● INSTRUCTION: Write out every single entry exactly.

● DATA PROVIDED:
------
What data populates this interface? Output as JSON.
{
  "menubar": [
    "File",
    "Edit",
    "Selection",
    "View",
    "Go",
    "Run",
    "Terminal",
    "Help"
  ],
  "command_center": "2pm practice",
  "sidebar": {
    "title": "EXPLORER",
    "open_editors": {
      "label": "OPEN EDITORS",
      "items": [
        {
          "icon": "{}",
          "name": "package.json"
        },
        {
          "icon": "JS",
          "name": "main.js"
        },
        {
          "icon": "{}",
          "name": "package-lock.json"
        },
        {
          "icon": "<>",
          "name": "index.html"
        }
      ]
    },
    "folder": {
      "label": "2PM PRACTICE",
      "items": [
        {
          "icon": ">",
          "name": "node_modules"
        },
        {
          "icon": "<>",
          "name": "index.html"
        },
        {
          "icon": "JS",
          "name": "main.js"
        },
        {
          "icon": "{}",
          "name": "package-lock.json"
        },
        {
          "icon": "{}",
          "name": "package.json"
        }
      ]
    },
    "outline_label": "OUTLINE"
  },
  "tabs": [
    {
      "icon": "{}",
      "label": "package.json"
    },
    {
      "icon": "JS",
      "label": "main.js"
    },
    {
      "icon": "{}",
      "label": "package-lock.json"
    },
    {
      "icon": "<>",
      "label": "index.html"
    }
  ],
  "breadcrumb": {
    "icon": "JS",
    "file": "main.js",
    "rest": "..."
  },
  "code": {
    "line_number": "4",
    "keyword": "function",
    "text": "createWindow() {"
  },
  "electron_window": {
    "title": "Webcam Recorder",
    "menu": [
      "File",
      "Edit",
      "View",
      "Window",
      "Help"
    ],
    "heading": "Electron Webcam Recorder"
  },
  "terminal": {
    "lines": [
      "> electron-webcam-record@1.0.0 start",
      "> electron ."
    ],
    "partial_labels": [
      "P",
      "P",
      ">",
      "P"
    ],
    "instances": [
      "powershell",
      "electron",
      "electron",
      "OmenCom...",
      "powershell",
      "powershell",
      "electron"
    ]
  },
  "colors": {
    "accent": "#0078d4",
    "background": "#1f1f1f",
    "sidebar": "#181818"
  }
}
------
● RESULT:
What data populates this interface? Output as JSON.
{
  "menubar": [
    "File",
    "Edit",
    "Selection",
    "View",
    "Go",
    "Run",
    "Terminal",
    "Help"
  ],
  "command_center": "2pm practice",
  "sidebar": {
    "title": "EXPLORER",
    "open_editors": {
      "label": "OPEN EDITORS",
      "items": [
        {
          "icon": "{}",
          "name": "package.json"
        },
        {
          "icon": "JS",
          "name": "main.js"
        },
        {
          "icon": "{}",
          "name": "package-lock.json"
        },
        {
          "icon": "<>",
          "name": "index.html"
        }
      ]
    },
    "folder": {
      "label": "2PM PRACTICE",
      "items": [
        {
          "icon": ">",
          "name": "node_modules"
        },
        {
          "icon": "<>",
          "name": "index.html"
        },
        {
          "icon": "JS",
          "name": "main.js"
        },
        {
          "icon": "{}",
          "name": "package-lock.json"
        },
        {
          "icon": "{}",
          "name": "package.json"
        }
      ]
    },
    "outline_label": "OUTLINE"
  },
  "tabs": [
    {
      "icon": "{}",
      "label": "package.json"
    },
    {
      "icon": "JS",
      "label": "main.js"
    },
    {
      "icon": "{}",
      "label": "package-lock.json"
    },
    {
      "icon": "<>",
      "label": "index.html"
    }
  ],
  "breadcrumb": {
    "icon": "JS",
    "file": "main.js",
    "rest": "..."
  },
  "code": {
    "line_number": "4",
    "keyword": "function",
    "text": "createWindow() {"
  },
  "electron_window": {
    "title": "Webcam Recorder",
    "menu": [
      "File",
      "Edit",
      "View",
      "Window",
      "Help"
    ],
    "heading": "Electron Webcam Recorder"
  },
  "terminal": {
    "lines": [
      "> electron-webcam-record@1.0.0 start",
      "> electron ."
    ],
    "partial_labels": [
      "P",
      "P",
      ">",
      "P"
    ],
    "instances": [
      "powershell",
      "electron",
      "electron",
      "OmenCom...",
      "powershell",
      "powershell",
      "electron"
    ]
  },
  "colors": {
    "accent": "#0078d4",
    "background": "#1f1f1f",
    "sidebar": "#181818"
  }
}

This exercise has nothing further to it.